Textauszug:

Jennifer Roberson: Wolfsmagie

Jennifer Roberson: Wolfsmagie
(Heyne 06/5671)

Wenn heute jemand einen neuen Fantasy-Roman schreibt, dann hat derjenige Großes vor. Auch J. Roberson möchte viel Geld verdienen, und so sind bei Heyne erst einmal noch weitere 8 (in Worten: acht) Romane des sogenannten Cheysuli-Zyklus angekündigt. Wohin sind nur die Zeiten entschwunden, wo man ein Buch las? Ob Piers Anthony oder Robert Jordan, ob Drachenlanze oder Shadowrun, der Leser wird mit endlosen Serien bombardiert. Und wenn das wie bei Jordan und offenbar auch Roberson dahin führt, daß die Handlung immer weiter geht, kann man als armer, geplagter Leser doch irgendwann die Lust verlieren. Einmal davon abgesehen, daß jemand, der sich den Cheysuli-Zyklus zulegen will, wahrscheinlich mehr als einhundert DM investieren muß. Ein Rat an die Marketingleute bei Heyne: Schreibt doch nicht gleich ins erste Buch alle zu erwartenden Titel rein. Das schreckt dann möglicherweise nicht so ab.

Rohdaten:

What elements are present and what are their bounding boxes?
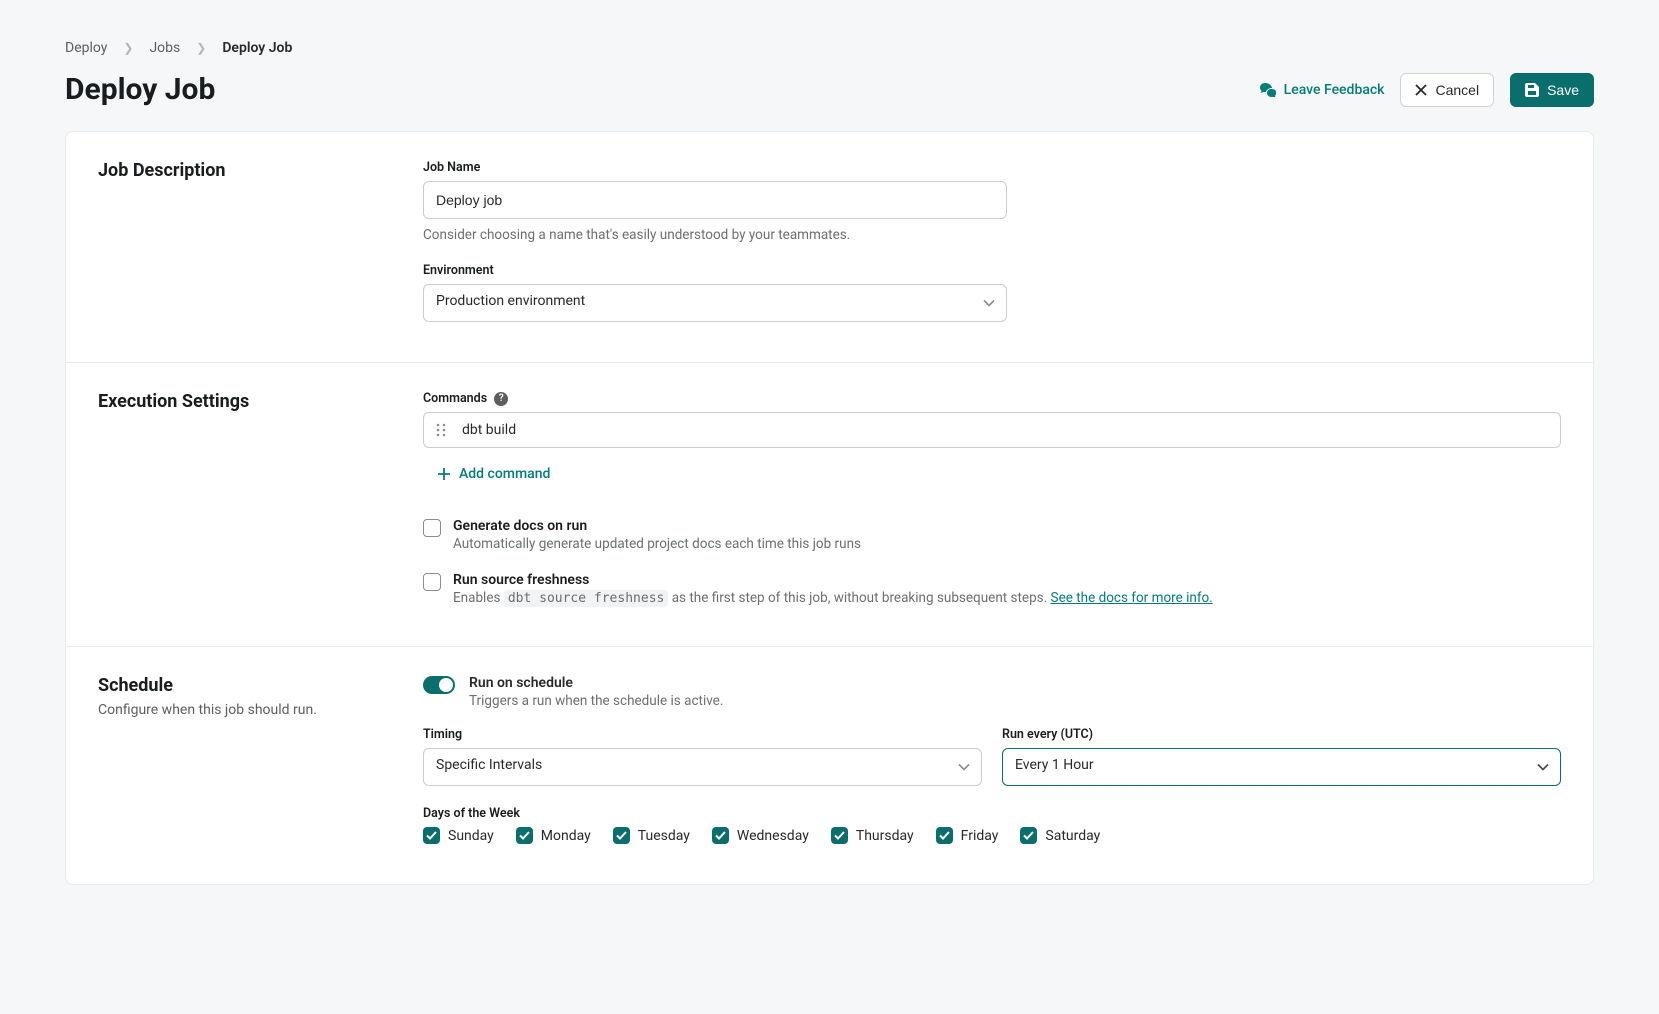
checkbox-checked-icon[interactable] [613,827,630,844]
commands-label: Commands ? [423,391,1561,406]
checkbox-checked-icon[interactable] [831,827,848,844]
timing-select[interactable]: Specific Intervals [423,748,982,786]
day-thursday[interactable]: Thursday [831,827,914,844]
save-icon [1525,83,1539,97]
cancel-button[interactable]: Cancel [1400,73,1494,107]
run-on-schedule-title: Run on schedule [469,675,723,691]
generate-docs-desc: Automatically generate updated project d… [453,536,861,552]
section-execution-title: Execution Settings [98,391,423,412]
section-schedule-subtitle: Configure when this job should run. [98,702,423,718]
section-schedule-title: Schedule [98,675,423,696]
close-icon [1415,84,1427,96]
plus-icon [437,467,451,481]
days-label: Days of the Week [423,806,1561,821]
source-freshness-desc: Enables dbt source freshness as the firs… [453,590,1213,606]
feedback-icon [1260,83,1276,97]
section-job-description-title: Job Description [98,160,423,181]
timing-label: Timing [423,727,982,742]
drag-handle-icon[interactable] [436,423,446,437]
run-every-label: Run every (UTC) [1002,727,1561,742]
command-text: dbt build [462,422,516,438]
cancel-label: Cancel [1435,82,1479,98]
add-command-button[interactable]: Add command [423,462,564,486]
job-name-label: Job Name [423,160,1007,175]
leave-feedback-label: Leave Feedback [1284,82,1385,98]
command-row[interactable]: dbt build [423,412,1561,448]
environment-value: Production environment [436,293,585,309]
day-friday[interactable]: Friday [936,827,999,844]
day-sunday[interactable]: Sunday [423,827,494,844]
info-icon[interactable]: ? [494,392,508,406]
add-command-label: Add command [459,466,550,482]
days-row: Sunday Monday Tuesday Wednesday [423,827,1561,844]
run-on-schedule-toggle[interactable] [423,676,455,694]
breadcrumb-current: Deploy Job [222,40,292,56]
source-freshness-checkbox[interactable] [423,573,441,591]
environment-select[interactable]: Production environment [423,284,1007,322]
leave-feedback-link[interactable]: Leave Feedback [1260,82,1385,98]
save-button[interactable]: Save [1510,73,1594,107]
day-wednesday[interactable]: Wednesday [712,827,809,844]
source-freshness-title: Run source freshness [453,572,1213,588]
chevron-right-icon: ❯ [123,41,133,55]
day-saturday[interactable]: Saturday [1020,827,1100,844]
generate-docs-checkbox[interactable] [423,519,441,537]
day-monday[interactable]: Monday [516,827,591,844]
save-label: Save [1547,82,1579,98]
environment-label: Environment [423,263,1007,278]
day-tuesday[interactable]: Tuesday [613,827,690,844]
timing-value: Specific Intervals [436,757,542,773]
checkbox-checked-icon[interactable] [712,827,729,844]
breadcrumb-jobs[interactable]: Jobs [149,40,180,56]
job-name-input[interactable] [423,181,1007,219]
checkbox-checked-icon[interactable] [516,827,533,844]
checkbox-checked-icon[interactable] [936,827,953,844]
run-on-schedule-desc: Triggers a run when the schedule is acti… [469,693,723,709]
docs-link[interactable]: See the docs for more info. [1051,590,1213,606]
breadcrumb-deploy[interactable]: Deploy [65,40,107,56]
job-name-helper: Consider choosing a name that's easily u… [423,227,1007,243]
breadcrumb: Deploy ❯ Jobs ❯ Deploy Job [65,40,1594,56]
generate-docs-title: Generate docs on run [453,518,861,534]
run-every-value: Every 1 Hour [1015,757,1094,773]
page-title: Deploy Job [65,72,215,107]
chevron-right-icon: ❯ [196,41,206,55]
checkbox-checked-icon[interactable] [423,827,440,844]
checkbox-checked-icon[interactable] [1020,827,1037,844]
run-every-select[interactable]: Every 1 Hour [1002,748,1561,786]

* * *

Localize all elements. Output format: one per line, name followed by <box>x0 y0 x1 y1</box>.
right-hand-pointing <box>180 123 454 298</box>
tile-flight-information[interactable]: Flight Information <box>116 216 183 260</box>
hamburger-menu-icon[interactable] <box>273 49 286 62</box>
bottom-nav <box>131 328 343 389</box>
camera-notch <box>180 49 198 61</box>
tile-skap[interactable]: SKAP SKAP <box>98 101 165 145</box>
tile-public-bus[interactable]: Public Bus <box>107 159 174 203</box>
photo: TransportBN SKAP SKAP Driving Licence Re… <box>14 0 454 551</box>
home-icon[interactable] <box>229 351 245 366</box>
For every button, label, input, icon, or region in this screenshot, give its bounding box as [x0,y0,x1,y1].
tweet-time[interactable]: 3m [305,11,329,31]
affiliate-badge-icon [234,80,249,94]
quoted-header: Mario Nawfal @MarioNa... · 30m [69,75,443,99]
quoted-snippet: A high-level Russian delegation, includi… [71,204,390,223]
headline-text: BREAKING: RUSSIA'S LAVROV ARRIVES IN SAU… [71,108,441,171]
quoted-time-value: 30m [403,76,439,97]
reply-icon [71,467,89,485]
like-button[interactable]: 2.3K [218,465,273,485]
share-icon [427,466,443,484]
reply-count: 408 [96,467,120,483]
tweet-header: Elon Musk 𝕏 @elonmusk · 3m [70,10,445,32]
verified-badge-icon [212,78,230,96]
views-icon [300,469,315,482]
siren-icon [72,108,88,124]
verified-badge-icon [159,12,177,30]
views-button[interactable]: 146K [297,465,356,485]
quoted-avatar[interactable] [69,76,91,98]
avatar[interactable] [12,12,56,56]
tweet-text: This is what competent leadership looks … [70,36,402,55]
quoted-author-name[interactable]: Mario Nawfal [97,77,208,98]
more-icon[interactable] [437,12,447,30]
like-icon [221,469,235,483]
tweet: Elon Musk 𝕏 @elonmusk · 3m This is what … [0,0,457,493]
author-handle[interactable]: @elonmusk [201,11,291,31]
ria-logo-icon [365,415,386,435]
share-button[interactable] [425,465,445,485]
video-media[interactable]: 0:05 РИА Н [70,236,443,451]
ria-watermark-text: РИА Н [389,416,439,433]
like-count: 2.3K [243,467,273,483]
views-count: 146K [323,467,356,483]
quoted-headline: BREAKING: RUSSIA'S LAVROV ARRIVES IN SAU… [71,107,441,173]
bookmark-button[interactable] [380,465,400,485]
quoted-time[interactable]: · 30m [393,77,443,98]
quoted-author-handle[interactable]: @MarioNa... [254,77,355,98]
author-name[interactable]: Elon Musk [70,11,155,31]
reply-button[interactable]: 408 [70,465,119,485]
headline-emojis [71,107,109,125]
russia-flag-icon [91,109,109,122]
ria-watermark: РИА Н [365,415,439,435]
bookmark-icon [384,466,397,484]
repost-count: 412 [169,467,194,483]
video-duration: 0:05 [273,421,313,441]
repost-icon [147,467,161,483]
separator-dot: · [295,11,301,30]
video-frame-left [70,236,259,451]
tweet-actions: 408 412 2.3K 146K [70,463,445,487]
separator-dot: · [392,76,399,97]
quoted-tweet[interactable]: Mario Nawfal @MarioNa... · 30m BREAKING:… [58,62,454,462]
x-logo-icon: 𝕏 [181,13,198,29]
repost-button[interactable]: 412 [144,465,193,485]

Aufgaben:
1. Beantworten Sie zum Textauszug diese Fragen:
(a) Bei welchem Verlag erscheint der Roman?
(b) Wie viele weitere Romane des Cheysuli-Zyklus sind angekündigt?
(c) Wie viel Geld muss man für den Cheysuli-Zyklus wahrscheinlich investieren?
2. Wie lautet der Abschnitt des Textauszugs, der mit den Worten „Wenn heute jemand" beginnt und mit „nicht so ab." endet, wenn Sie darin „Heyne" durch „dem Verlag" ersetzen?
Die Daten haben mit dem Textauszug nichts zu tun.

Lösungen:
1.
(a) Bei Heyne.
(b) Acht.
(c) Mehr als einhundert DM.

2.
Wenn heute jemand einen neuen Fantasy-Roman schreibt, dann hat derjenige Großes vor. Auch J. Roberson möchte viel Geld verdienen, und so sind bei dem Verlag erst einmal noch weitere 8 (in Worten: acht) Romane des sogenannten Cheysuli-Zyklus angekündigt. Wohin sind nur die Zeiten entschwunden, wo man ein Buch las? Ob Piers Anthony oder Robert Jordan, ob Drachenlanze oder Shadowrun, der Leser wird mit endlosen Serien bombardiert. Und wenn das wie bei Jordan und offenbar auch Roberson dahin führt, daß die Handlung immer weiter geht, kann man als armer, geplagter Leser doch irgendwann die Lust verlieren. Einmal davon abgesehen, daß jemand, der sich den Cheysuli-Zyklus zulegen will, wahrscheinlich mehr als einhundert DM investieren muß. Ein Rat an die Marketingleute bei dem Verlag: Schreibt doch nicht gleich ins erste Buch alle zu erwartenden Titel rein. Das schreckt dann möglicherweise nicht so ab.